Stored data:

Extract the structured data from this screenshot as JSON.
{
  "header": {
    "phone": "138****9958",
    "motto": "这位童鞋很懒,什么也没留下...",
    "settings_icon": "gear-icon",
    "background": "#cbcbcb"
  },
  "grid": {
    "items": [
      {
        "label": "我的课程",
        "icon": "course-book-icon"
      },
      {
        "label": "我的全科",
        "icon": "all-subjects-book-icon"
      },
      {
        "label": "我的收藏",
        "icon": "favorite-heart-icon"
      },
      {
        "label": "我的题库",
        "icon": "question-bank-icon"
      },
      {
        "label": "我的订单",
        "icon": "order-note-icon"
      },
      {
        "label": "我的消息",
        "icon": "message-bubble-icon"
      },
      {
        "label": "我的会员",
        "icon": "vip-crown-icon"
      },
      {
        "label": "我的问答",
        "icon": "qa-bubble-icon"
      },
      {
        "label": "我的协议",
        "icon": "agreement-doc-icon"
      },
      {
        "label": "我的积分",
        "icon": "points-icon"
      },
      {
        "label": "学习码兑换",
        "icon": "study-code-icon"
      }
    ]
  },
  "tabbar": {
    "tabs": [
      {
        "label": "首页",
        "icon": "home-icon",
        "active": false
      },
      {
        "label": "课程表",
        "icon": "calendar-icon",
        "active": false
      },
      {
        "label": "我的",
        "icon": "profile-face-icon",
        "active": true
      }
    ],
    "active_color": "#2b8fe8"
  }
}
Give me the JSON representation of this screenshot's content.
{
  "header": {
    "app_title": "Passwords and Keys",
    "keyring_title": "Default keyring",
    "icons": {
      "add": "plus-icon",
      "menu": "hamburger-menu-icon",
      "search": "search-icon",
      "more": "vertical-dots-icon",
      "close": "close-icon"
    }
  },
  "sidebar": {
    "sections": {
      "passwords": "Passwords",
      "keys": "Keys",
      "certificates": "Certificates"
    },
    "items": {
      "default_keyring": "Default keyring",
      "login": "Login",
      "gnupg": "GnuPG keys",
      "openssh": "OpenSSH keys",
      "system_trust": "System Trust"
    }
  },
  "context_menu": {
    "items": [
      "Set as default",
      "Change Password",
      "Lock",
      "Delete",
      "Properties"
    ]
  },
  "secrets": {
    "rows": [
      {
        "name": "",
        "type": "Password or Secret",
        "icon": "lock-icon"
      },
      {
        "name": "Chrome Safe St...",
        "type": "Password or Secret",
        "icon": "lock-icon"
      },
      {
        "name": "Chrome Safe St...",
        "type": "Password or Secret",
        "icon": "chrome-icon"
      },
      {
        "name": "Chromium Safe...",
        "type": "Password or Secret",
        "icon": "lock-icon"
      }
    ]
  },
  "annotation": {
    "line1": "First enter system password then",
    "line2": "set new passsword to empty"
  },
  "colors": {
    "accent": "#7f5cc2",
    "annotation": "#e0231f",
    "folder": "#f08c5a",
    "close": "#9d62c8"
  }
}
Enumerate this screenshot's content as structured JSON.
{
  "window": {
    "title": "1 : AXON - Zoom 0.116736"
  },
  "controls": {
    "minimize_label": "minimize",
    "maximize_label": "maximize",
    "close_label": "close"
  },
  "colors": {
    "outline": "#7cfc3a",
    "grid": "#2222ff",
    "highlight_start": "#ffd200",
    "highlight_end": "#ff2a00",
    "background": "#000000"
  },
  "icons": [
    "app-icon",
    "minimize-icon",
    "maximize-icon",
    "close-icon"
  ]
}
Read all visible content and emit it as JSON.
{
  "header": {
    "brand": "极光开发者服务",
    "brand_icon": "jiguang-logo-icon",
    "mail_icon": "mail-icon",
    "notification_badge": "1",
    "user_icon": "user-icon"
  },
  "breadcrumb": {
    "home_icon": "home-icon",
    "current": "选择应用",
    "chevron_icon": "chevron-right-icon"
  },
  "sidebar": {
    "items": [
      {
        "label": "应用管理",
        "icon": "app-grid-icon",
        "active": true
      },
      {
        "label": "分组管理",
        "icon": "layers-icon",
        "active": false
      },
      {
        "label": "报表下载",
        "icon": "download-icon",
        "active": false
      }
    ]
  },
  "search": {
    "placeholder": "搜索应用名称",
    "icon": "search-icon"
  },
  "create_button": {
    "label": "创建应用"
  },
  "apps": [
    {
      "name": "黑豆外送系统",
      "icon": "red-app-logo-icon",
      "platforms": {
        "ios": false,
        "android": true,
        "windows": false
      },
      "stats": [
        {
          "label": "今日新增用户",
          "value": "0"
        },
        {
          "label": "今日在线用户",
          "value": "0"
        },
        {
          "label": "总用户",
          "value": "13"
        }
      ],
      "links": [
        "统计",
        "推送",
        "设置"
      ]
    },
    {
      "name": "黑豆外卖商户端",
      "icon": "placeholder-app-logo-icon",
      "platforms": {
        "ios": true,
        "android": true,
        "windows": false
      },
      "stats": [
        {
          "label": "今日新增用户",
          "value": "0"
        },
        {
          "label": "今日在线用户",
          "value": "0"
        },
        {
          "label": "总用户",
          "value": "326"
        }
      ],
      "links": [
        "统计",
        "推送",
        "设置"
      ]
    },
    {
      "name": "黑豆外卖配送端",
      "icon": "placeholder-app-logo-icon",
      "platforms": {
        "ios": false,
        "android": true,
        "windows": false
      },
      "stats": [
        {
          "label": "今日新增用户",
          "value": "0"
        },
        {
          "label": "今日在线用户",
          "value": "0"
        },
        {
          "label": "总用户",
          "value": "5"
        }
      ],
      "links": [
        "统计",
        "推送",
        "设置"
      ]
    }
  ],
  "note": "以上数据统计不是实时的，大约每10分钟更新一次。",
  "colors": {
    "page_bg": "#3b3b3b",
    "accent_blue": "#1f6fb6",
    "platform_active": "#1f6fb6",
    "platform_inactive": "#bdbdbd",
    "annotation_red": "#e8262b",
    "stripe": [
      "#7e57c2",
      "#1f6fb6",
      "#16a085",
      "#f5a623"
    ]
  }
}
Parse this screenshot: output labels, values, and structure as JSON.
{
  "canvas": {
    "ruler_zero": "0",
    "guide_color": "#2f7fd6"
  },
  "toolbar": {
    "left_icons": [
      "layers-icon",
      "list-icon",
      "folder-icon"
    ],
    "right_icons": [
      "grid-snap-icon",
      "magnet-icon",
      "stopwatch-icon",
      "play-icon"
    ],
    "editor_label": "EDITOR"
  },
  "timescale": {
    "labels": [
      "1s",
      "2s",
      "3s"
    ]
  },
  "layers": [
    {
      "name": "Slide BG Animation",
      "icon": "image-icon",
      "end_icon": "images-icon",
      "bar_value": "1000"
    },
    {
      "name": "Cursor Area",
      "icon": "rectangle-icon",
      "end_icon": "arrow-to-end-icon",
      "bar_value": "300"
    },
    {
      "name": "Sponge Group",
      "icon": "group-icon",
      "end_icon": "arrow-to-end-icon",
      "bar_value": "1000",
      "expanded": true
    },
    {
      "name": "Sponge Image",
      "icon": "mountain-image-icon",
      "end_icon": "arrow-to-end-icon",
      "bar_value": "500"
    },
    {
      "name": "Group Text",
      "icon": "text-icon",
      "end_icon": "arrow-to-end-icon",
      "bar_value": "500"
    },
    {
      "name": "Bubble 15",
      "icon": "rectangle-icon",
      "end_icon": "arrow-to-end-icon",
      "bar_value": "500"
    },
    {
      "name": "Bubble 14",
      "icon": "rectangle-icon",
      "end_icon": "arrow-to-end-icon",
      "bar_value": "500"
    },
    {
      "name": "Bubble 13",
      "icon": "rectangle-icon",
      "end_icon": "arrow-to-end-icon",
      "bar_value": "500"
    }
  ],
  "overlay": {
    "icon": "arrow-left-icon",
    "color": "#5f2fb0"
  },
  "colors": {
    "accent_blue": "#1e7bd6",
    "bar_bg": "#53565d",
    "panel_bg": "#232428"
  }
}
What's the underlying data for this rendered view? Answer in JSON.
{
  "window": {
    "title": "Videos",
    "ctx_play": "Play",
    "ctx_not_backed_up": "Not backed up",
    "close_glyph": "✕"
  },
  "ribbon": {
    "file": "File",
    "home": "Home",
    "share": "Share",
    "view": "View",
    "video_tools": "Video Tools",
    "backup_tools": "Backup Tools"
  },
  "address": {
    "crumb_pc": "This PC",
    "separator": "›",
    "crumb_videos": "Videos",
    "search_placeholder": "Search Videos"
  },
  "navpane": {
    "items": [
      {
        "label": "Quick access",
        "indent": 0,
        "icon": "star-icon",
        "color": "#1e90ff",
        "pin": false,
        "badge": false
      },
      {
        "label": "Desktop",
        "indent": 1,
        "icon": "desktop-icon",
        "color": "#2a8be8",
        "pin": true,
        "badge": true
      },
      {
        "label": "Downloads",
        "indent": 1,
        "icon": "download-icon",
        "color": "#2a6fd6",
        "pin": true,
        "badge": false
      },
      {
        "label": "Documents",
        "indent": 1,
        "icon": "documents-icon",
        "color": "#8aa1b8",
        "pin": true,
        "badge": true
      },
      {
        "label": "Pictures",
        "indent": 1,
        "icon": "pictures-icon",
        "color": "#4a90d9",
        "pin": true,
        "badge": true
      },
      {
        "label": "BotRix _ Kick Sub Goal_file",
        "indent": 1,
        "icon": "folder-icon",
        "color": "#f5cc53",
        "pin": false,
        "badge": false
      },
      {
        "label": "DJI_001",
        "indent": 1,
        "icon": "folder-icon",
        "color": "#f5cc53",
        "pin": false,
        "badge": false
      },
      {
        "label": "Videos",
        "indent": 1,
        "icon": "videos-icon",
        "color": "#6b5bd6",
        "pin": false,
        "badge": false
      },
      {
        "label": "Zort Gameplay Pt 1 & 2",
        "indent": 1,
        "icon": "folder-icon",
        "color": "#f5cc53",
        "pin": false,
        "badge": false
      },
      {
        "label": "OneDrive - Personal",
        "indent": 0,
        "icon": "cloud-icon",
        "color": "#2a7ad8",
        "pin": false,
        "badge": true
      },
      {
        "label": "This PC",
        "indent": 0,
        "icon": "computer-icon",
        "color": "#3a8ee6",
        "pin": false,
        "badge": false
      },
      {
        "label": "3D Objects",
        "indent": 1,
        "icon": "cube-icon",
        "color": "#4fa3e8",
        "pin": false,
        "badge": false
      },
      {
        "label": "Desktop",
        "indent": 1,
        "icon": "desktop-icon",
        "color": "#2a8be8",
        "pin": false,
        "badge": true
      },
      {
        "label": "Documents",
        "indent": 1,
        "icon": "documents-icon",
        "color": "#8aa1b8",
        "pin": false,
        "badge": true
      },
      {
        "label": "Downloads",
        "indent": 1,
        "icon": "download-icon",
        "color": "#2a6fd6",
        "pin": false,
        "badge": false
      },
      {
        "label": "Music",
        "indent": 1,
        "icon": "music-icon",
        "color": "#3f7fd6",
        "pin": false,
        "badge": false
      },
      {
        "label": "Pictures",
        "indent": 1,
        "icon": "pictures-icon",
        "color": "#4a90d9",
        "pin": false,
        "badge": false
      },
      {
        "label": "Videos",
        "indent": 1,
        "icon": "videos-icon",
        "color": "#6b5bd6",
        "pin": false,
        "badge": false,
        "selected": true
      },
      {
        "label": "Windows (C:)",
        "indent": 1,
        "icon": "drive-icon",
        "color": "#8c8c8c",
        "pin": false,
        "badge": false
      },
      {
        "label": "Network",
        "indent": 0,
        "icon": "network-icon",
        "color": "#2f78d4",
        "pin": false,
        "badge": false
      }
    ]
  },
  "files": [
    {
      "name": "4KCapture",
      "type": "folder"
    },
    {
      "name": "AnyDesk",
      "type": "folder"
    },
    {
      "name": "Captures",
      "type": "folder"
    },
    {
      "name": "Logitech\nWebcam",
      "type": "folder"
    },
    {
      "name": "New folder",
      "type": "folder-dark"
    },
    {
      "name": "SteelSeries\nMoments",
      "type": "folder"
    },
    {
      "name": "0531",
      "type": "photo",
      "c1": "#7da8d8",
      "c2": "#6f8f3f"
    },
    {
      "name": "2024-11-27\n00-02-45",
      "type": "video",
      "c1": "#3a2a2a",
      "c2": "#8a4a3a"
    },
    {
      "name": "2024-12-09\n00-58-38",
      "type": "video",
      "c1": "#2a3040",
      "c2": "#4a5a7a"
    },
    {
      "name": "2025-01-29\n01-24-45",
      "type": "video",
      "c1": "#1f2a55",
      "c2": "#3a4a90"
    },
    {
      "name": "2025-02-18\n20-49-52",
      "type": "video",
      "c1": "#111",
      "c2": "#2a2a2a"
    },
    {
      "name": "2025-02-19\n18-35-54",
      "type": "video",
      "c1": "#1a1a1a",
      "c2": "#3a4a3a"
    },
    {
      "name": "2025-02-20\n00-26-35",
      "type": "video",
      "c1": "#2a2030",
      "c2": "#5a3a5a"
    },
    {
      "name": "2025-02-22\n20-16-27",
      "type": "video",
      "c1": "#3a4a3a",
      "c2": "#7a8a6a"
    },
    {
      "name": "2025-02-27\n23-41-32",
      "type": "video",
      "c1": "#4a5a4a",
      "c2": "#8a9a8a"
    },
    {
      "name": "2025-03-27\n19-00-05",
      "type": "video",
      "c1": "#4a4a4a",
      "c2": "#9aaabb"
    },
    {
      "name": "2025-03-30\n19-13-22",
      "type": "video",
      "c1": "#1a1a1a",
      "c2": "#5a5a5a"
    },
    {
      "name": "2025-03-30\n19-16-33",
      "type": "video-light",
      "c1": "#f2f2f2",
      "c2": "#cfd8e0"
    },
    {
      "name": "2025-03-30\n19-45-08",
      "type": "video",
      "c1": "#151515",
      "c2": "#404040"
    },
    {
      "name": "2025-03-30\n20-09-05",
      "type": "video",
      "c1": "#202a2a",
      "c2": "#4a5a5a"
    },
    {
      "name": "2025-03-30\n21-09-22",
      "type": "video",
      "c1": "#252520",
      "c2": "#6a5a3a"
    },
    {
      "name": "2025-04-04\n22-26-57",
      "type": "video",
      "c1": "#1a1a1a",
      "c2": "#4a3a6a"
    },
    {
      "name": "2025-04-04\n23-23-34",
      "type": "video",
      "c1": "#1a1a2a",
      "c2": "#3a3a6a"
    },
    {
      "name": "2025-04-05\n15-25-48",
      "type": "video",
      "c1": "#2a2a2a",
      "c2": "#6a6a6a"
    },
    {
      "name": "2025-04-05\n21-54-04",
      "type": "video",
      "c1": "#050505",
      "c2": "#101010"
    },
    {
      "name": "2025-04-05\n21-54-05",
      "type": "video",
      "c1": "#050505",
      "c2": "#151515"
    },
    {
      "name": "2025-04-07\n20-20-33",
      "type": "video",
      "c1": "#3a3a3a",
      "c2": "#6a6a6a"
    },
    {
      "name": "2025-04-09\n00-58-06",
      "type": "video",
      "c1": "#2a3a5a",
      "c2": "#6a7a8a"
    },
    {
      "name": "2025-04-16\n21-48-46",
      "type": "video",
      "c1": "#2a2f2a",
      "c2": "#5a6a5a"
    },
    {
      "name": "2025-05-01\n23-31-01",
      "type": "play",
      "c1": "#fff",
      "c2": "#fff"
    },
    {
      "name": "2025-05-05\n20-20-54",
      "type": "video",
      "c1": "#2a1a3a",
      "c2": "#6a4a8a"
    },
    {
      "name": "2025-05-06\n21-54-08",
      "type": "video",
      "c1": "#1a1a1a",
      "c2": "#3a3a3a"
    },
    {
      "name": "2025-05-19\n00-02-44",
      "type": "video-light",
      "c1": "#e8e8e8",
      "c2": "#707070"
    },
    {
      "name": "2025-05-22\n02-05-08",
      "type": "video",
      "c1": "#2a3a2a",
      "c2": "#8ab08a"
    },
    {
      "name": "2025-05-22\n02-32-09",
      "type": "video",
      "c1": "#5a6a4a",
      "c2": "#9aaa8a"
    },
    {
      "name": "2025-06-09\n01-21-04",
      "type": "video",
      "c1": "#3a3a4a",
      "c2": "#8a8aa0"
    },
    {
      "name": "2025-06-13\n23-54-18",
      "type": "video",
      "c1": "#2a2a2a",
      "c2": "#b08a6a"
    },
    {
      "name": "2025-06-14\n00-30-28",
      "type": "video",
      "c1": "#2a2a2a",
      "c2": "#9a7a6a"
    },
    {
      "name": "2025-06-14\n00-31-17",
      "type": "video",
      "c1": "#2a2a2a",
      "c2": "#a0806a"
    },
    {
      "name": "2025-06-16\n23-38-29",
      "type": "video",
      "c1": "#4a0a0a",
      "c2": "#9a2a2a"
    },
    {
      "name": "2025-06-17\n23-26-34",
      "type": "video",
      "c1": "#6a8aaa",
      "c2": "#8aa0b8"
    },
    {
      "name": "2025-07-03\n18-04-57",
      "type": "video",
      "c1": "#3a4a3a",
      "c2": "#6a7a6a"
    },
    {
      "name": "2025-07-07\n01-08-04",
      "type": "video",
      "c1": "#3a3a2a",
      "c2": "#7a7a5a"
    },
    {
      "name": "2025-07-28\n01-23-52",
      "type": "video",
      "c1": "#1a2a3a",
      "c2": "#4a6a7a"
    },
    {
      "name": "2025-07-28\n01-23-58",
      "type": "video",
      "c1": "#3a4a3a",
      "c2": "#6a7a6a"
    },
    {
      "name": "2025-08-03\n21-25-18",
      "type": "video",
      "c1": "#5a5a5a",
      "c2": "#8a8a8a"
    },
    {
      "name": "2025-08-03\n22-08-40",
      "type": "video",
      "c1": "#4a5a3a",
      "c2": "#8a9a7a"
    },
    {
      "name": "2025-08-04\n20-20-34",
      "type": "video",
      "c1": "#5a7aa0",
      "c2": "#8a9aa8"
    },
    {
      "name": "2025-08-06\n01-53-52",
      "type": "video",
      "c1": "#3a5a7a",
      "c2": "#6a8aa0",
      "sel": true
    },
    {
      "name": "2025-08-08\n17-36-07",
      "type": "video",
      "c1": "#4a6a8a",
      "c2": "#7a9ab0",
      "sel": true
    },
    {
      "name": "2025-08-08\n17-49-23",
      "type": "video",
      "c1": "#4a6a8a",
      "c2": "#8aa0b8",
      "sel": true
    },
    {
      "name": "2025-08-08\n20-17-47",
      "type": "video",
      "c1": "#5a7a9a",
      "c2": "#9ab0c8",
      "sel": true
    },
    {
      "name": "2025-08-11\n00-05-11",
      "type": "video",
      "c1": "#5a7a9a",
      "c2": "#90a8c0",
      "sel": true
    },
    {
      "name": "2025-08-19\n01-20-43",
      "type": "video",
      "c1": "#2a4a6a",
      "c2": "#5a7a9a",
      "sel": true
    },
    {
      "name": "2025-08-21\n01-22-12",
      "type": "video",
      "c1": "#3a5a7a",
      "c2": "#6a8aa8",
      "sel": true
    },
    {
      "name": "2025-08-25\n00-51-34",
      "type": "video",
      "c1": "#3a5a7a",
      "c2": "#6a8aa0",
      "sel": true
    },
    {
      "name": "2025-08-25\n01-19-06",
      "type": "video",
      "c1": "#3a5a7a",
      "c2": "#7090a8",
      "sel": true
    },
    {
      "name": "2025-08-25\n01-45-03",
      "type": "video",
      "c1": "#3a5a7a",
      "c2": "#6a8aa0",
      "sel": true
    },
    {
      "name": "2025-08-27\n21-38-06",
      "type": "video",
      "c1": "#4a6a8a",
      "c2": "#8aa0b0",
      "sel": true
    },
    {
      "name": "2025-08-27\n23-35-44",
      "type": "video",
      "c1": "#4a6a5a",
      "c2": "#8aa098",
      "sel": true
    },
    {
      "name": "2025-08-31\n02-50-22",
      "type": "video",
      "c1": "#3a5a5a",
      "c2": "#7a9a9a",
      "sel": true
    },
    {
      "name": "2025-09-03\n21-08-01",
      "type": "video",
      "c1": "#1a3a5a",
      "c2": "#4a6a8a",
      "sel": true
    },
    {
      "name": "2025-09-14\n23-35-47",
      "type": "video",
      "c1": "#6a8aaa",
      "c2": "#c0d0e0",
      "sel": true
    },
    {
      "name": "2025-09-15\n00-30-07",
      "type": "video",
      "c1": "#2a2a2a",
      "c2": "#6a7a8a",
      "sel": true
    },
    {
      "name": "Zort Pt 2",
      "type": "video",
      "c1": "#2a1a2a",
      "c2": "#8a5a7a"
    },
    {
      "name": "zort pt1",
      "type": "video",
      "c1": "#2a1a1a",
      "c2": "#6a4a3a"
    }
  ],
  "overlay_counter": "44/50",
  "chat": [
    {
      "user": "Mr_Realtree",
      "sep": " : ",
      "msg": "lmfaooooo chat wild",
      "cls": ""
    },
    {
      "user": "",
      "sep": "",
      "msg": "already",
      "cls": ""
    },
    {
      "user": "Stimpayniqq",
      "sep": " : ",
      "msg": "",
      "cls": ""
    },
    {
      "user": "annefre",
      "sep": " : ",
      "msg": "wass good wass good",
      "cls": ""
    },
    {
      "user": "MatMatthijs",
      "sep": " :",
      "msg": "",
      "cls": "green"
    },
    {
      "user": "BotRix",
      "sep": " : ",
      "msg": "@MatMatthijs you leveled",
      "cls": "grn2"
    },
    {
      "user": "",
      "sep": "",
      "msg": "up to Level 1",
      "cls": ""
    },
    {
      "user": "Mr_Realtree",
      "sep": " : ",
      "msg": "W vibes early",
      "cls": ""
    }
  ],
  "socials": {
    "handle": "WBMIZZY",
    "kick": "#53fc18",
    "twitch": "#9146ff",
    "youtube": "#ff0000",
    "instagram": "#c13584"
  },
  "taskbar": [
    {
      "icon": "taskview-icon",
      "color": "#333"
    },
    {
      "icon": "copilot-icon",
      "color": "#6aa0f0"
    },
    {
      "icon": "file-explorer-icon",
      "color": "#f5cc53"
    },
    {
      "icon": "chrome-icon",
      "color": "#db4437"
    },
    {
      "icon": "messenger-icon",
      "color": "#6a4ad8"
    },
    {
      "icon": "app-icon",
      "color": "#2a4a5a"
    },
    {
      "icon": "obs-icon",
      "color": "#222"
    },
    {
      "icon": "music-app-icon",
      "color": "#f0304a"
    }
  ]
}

=== Goal ===
Which lines contain "home"? Copy each of them.

=== Finished exercise ===
        "icon": "home-icon",
    "home_icon": "home-icon",
    "home": "Home",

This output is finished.